**Aim**.
Spot each line in the records below where the word "size" occurs, then copy it.
::: Data for the task :::
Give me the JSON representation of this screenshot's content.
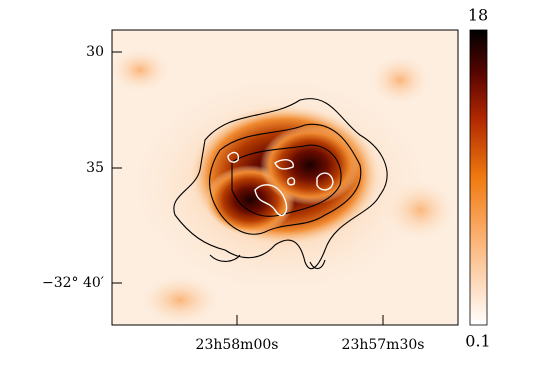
{
  "y_axis": {
    "ticks": [
      "30",
      "35",
      "−32° 40′"
    ]
  },
  "x_axis": {
    "ticks": [
      "23h58m00s",
      "23h57m30s"
    ]
  },
  "colorbar": {
    "max": "18",
    "min": "0.1"
  }
}
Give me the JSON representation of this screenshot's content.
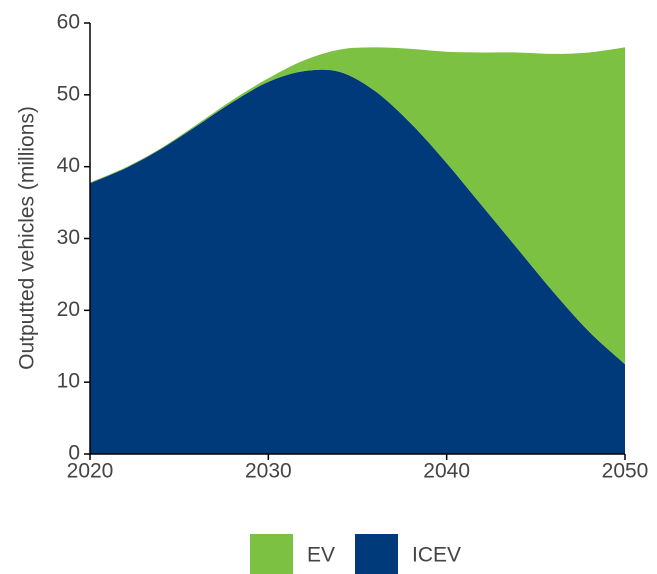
{
  "chart_data": {
    "type": "stacked_area",
    "y_label": "Outputted vehicles (millions)",
    "x": [
      2020,
      2022,
      2024,
      2026,
      2028,
      2030,
      2032,
      2034,
      2036,
      2038,
      2040,
      2042,
      2044,
      2046,
      2048,
      2050
    ],
    "series": [
      {
        "name": "EV",
        "color": "#7dc142",
        "values": [
          0.1,
          0.1,
          0.1,
          0.2,
          0.3,
          0.5,
          1.5,
          3.1,
          6.1,
          10.4,
          15.5,
          21.4,
          27.4,
          33.2,
          38.9,
          44.1
        ]
      },
      {
        "name": "ICEV",
        "color": "#003a7a",
        "values": [
          37.7,
          39.8,
          42.5,
          45.7,
          49,
          51.8,
          53.3,
          53.2,
          50.5,
          46,
          40.5,
          34.5,
          28.5,
          22.5,
          17,
          12.5
        ]
      }
    ],
    "xlim": [
      2020,
      2050
    ],
    "xticks": [
      2020,
      2030,
      2040,
      2050
    ],
    "ylim": [
      0,
      60
    ],
    "yticks": [
      0,
      10,
      20,
      30,
      40,
      50,
      60
    ],
    "legend": "bottom"
  }
}
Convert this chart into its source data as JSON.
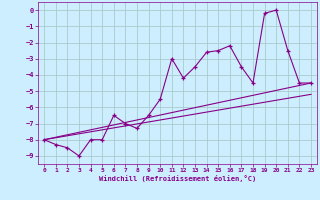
{
  "xlabel": "Windchill (Refroidissement éolien,°C)",
  "xlim": [
    -0.5,
    23.5
  ],
  "ylim": [
    -9.5,
    0.5
  ],
  "yticks": [
    0,
    -1,
    -2,
    -3,
    -4,
    -5,
    -6,
    -7,
    -8,
    -9
  ],
  "xticks": [
    0,
    1,
    2,
    3,
    4,
    5,
    6,
    7,
    8,
    9,
    10,
    11,
    12,
    13,
    14,
    15,
    16,
    17,
    18,
    19,
    20,
    21,
    22,
    23
  ],
  "background_color": "#cceeff",
  "grid_color": "#aacccc",
  "line_color": "#880088",
  "line1_x": [
    0,
    1,
    2,
    3,
    4,
    5,
    6,
    7,
    8,
    9,
    10,
    11,
    12,
    13,
    14,
    15,
    16,
    17,
    18,
    19,
    20,
    21,
    22,
    23
  ],
  "line1_y": [
    -8.0,
    -8.3,
    -8.5,
    -9.0,
    -8.0,
    -8.0,
    -6.5,
    -7.0,
    -7.3,
    -6.5,
    -5.5,
    -3.0,
    -4.2,
    -3.5,
    -2.6,
    -2.5,
    -2.2,
    -3.5,
    -4.5,
    -0.2,
    0.0,
    -2.5,
    -4.5,
    -4.5
  ],
  "line2_x": [
    0,
    23
  ],
  "line2_y": [
    -8.0,
    -4.5
  ],
  "line3_x": [
    0,
    23
  ],
  "line3_y": [
    -8.0,
    -5.2
  ]
}
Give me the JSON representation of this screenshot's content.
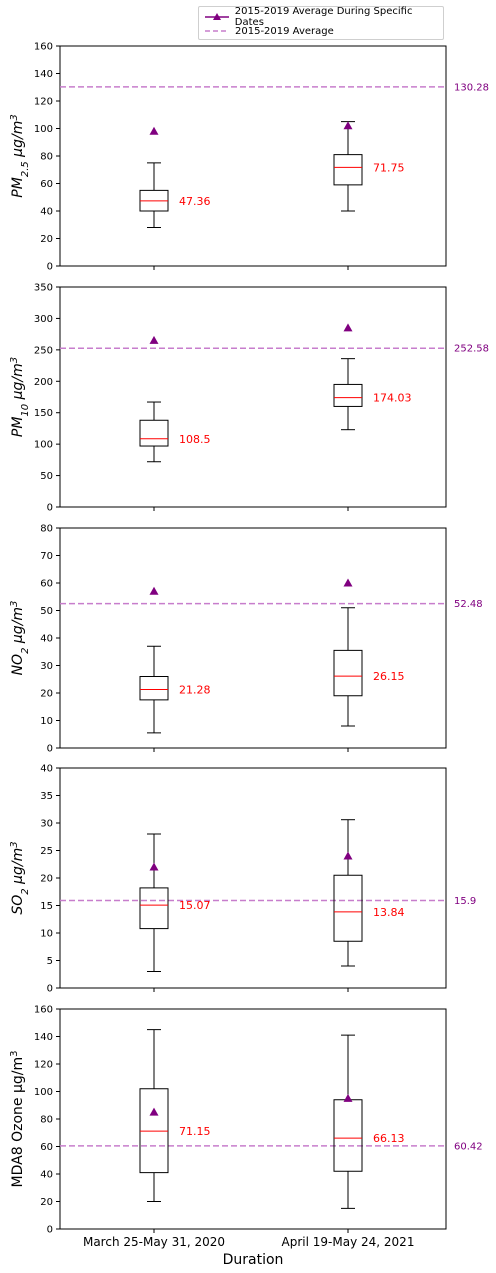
{
  "legend": {
    "specific_label": "2015-2019 Average During Specific Dates",
    "overall_label": "2015-2019 Average"
  },
  "xlabel": "Duration",
  "colors": {
    "median": "#ff0000",
    "marker": "#800080",
    "dashed": "#c77dcc",
    "dashed_label": "#800080",
    "box": "#000000"
  },
  "chart_data": [
    {
      "type": "box",
      "ylabel_html": "PM<tspan baseline-shift='sub' font-size='10'>2.5</tspan> μg/m<tspan baseline-shift='super' font-size='10'>3</tspan>",
      "ylim": [
        0,
        160
      ],
      "yticks": [
        0,
        20,
        40,
        60,
        80,
        100,
        120,
        140,
        160
      ],
      "categories": [
        "March 25-May 31, 2020",
        "April 19-May 24, 2021"
      ],
      "boxes": [
        {
          "whisker_low": 28,
          "q1": 40,
          "median": 47.36,
          "q3": 55,
          "whisker_high": 75,
          "median_label": "47.36",
          "specific_avg": 98
        },
        {
          "whisker_low": 40,
          "q1": 59,
          "median": 71.75,
          "q3": 81,
          "whisker_high": 105,
          "median_label": "71.75",
          "specific_avg": 102
        }
      ],
      "overall_avg": 130.28,
      "overall_label": "130.28"
    },
    {
      "type": "box",
      "ylabel_html": "PM<tspan baseline-shift='sub' font-size='10'>10</tspan> μg/m<tspan baseline-shift='super' font-size='10'>3</tspan>",
      "ylim": [
        0,
        350
      ],
      "yticks": [
        0,
        50,
        100,
        150,
        200,
        250,
        300,
        350
      ],
      "categories": [
        "March 25-May 31, 2020",
        "April 19-May 24, 2021"
      ],
      "boxes": [
        {
          "whisker_low": 72,
          "q1": 97,
          "median": 108.5,
          "q3": 138,
          "whisker_high": 167,
          "median_label": "108.5",
          "specific_avg": 265
        },
        {
          "whisker_low": 123,
          "q1": 160,
          "median": 174.03,
          "q3": 195,
          "whisker_high": 236,
          "median_label": "174.03",
          "specific_avg": 285
        }
      ],
      "overall_avg": 252.58,
      "overall_label": "252.58"
    },
    {
      "type": "box",
      "ylabel_html": "NO<tspan baseline-shift='sub' font-size='10'>2</tspan> μg/m<tspan baseline-shift='super' font-size='10'>3</tspan>",
      "ylim": [
        0,
        80
      ],
      "yticks": [
        0,
        10,
        20,
        30,
        40,
        50,
        60,
        70,
        80
      ],
      "categories": [
        "March 25-May 31, 2020",
        "April 19-May 24, 2021"
      ],
      "boxes": [
        {
          "whisker_low": 5.5,
          "q1": 17.5,
          "median": 21.28,
          "q3": 26,
          "whisker_high": 37,
          "median_label": "21.28",
          "specific_avg": 57
        },
        {
          "whisker_low": 8,
          "q1": 19,
          "median": 26.15,
          "q3": 35.5,
          "whisker_high": 51,
          "median_label": "26.15",
          "specific_avg": 60
        }
      ],
      "overall_avg": 52.48,
      "overall_label": "52.48"
    },
    {
      "type": "box",
      "ylabel_html": "SO<tspan baseline-shift='sub' font-size='10'>2</tspan> μg/m<tspan baseline-shift='super' font-size='10'>3</tspan>",
      "ylim": [
        0,
        40
      ],
      "yticks": [
        0,
        5,
        10,
        15,
        20,
        25,
        30,
        35,
        40
      ],
      "categories": [
        "March 25-May 31, 2020",
        "April 19-May 24, 2021"
      ],
      "boxes": [
        {
          "whisker_low": 3,
          "q1": 10.8,
          "median": 15.07,
          "q3": 18.2,
          "whisker_high": 28,
          "median_label": "15.07",
          "specific_avg": 22
        },
        {
          "whisker_low": 4,
          "q1": 8.5,
          "median": 13.84,
          "q3": 20.5,
          "whisker_high": 30.6,
          "median_label": "13.84",
          "specific_avg": 24
        }
      ],
      "overall_avg": 15.9,
      "overall_label": "15.9"
    },
    {
      "type": "box",
      "ylabel_html": "MDA8 Ozone μg/m<tspan baseline-shift='super' font-size='10'>3</tspan>",
      "ylim": [
        0,
        160
      ],
      "yticks": [
        0,
        20,
        40,
        60,
        80,
        100,
        120,
        140,
        160
      ],
      "categories": [
        "March 25-May 31, 2020",
        "April 19-May 24, 2021"
      ],
      "boxes": [
        {
          "whisker_low": 20,
          "q1": 41,
          "median": 71.15,
          "q3": 102,
          "whisker_high": 145,
          "median_label": "71.15",
          "specific_avg": 85
        },
        {
          "whisker_low": 15,
          "q1": 42,
          "median": 66.13,
          "q3": 94,
          "whisker_high": 141,
          "median_label": "66.13",
          "specific_avg": 95
        }
      ],
      "overall_avg": 60.42,
      "overall_label": "60.42",
      "show_xticklabels": true
    }
  ]
}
:::
**Written response**.
      "ylabel_html": "PM<tspan baseline-shift='sub' font-size='10'>2.5</tspan> μg/m<tspan baseline-shift='super' font-size='10'>3</tspan>",
      "ylabel_html": "PM<tspan baseline-shift='sub' font-size='10'>10</tspan> μg/m<tspan baseline-shift='super' font-size='10'>3</tspan>",
      "ylabel_html": "NO<tspan baseline-shift='sub' font-size='10'>2</tspan> μg/m<tspan baseline-shift='super' font-size='10'>3</tspan>",
      "ylabel_html": "SO<tspan baseline-shift='sub' font-size='10'>2</tspan> μg/m<tspan baseline-shift='super' font-size='10'>3</tspan>",
      "ylabel_html": "MDA8 Ozone μg/m<tspan baseline-shift='super' font-size='10'>3</tspan>",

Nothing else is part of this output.